*What to do*:
Reproduce the full listing below unchanged, apart from the pictures.
········
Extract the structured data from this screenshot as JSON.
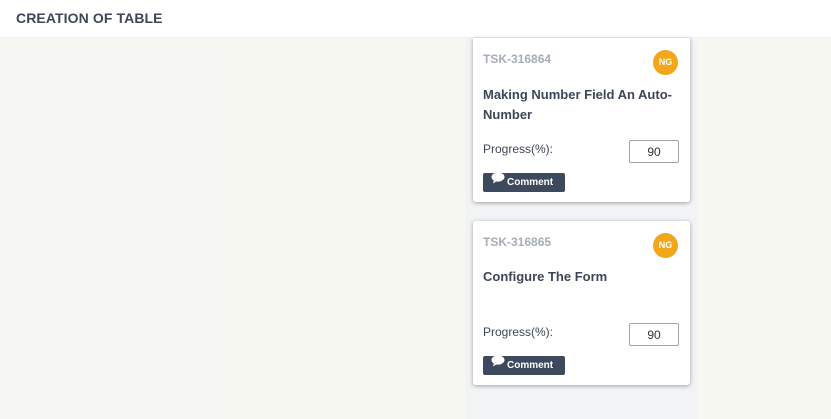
{
  "header": {
    "title": "CREATION OF TABLE"
  },
  "cards": [
    {
      "id": "TSK-316864",
      "avatar": "NG",
      "title": "Making Number Field An Auto-Number",
      "progress_label": "Progress(%):",
      "progress_value": "90",
      "comment_label": "Comment"
    },
    {
      "id": "TSK-316865",
      "avatar": "NG",
      "title": "Configure The Form",
      "progress_label": "Progress(%):",
      "progress_value": "90",
      "comment_label": "Comment"
    }
  ],
  "colors": {
    "avatar": "#f2a61a",
    "comment_button": "#3d4a5e",
    "title_text": "#3d4656",
    "id_text": "#a6adb8"
  },
  "icons": {
    "comment": "speech-bubble-icon"
  }
}
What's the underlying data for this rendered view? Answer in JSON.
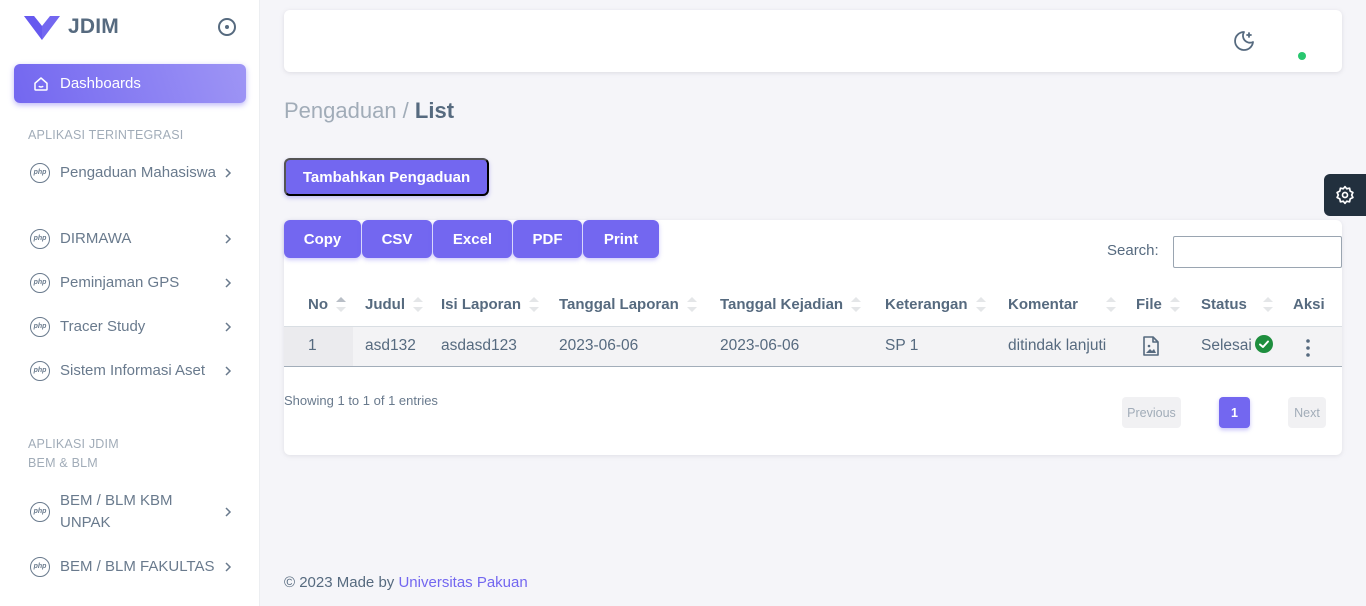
{
  "brand": {
    "name": "JDIM",
    "logo_color": "#7367f0"
  },
  "sidebar": {
    "active_item": {
      "label": "Dashboards",
      "icon": "home-icon"
    },
    "section_1_header": "APLIKASI TERINTEGRASI",
    "items": [
      {
        "label": "Pengaduan Mahasiswa",
        "icon": "php-icon"
      },
      {
        "label": "DIRMAWA",
        "icon": "php-icon"
      },
      {
        "label": "Peminjaman GPS",
        "icon": "php-icon"
      },
      {
        "label": "Tracer Study",
        "icon": "php-icon"
      },
      {
        "label": "Sistem Informasi Aset",
        "icon": "php-icon"
      }
    ],
    "section_2_header": "APLIKASI JDIM BEM & BLM",
    "items_2": [
      {
        "label": "BEM / BLM KBM UNPAK",
        "icon": "php-icon"
      },
      {
        "label": "BEM / BLM FAKULTAS",
        "icon": "php-icon"
      }
    ],
    "php_icon_text": "php"
  },
  "navbar": {
    "theme_icon": "moon-icon",
    "status_color": "#28c76f"
  },
  "page": {
    "breadcrumb_parent": "Pengaduan /",
    "breadcrumb_current": "List",
    "add_button": "Tambahkan Pengaduan"
  },
  "table": {
    "export_buttons": [
      "Copy",
      "CSV",
      "Excel",
      "PDF",
      "Print"
    ],
    "search_label": "Search:",
    "search_value": "",
    "columns": [
      "No",
      "Judul",
      "Isi Laporan",
      "Tanggal Laporan",
      "Tanggal Kejadian",
      "Keterangan",
      "Komentar",
      "File",
      "Status",
      "Aksi"
    ],
    "rows": [
      {
        "no": "1",
        "judul": "asd132",
        "isi_laporan": "asdasd123",
        "tanggal_laporan": "2023-06-06",
        "tanggal_kejadian": "2023-06-06",
        "keterangan": "SP 1",
        "komentar": "ditindak lanjuti",
        "file_icon": "image-file-icon",
        "status": "Selesai",
        "status_icon": "check-circle-icon",
        "aksi_icon": "more-vertical-icon"
      }
    ],
    "info": "Showing 1 to 1 of 1 entries",
    "pagination": {
      "previous": "Previous",
      "current": "1",
      "next": "Next"
    }
  },
  "footer": {
    "text": "© 2023 Made by",
    "link": "Universitas Pakuan"
  },
  "customizer_icon": "gear-icon",
  "colors": {
    "primary": "#7367f0",
    "success": "#28c76f",
    "dark": "#22303e"
  }
}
········
*Response for this exercise*:
Extract the structured data from this screenshot as JSON.
{
  "header": {
    "title": "CREATION OF TABLE"
  },
  "cards": [
    {
      "id": "TSK-316864",
      "avatar": "NG",
      "title": "Making Number Field An Auto-Number",
      "progress_label": "Progress(%):",
      "progress_value": "90",
      "comment_label": "Comment"
    },
    {
      "id": "TSK-316865",
      "avatar": "NG",
      "title": "Configure The Form",
      "progress_label": "Progress(%):",
      "progress_value": "90",
      "comment_label": "Comment"
    }
  ],
  "colors": {
    "avatar": "#f2a61a",
    "comment_button": "#3d4a5e",
    "title_text": "#3d4656",
    "id_text": "#a6adb8"
  },
  "icons": {
    "comment": "speech-bubble-icon"
  }
}
What's the underlying data for this rendered view? Answer in JSON.
{
  "brand": {
    "name": "JDIM",
    "logo_color": "#7367f0"
  },
  "sidebar": {
    "active_item": {
      "label": "Dashboards",
      "icon": "home-icon"
    },
    "section_1_header": "APLIKASI TERINTEGRASI",
    "items": [
      {
        "label": "Pengaduan Mahasiswa",
        "icon": "php-icon"
      },
      {
        "label": "DIRMAWA",
        "icon": "php-icon"
      },
      {
        "label": "Peminjaman GPS",
        "icon": "php-icon"
      },
      {
        "label": "Tracer Study",
        "icon": "php-icon"
      },
      {
        "label": "Sistem Informasi Aset",
        "icon": "php-icon"
      }
    ],
    "section_2_header": "APLIKASI JDIM BEM & BLM",
    "items_2": [
      {
        "label": "BEM / BLM KBM UNPAK",
        "icon": "php-icon"
      },
      {
        "label": "BEM / BLM FAKULTAS",
        "icon": "php-icon"
      }
    ],
    "php_icon_text": "php"
  },
  "navbar": {
    "theme_icon": "moon-icon",
    "status_color": "#28c76f"
  },
  "page": {
    "breadcrumb_parent": "Pengaduan /",
    "breadcrumb_current": "List",
    "add_button": "Tambahkan Pengaduan"
  },
  "table": {
    "export_buttons": [
      "Copy",
      "CSV",
      "Excel",
      "PDF",
      "Print"
    ],
    "search_label": "Search:",
    "search_value": "",
    "columns": [
      "No",
      "Judul",
      "Isi Laporan",
      "Tanggal Laporan",
      "Tanggal Kejadian",
      "Keterangan",
      "Komentar",
      "File",
      "Status",
      "Aksi"
    ],
    "rows": [
      {
        "no": "1",
        "judul": "asd132",
        "isi_laporan": "asdasd123",
        "tanggal_laporan": "2023-06-06",
        "tanggal_kejadian": "2023-06-06",
        "keterangan": "SP 1",
        "komentar": "ditindak lanjuti",
        "file_icon": "image-file-icon",
        "status": "Selesai",
        "status_icon": "check-circle-icon",
        "aksi_icon": "more-vertical-icon"
      }
    ],
    "info": "Showing 1 to 1 of 1 entries",
    "pagination": {
      "previous": "Previous",
      "current": "1",
      "next": "Next"
    }
  },
  "footer": {
    "text": "© 2023 Made by",
    "link": "Universitas Pakuan"
  },
  "customizer_icon": "gear-icon",
  "colors": {
    "primary": "#7367f0",
    "success": "#28c76f",
    "dark": "#22303e"
  }
}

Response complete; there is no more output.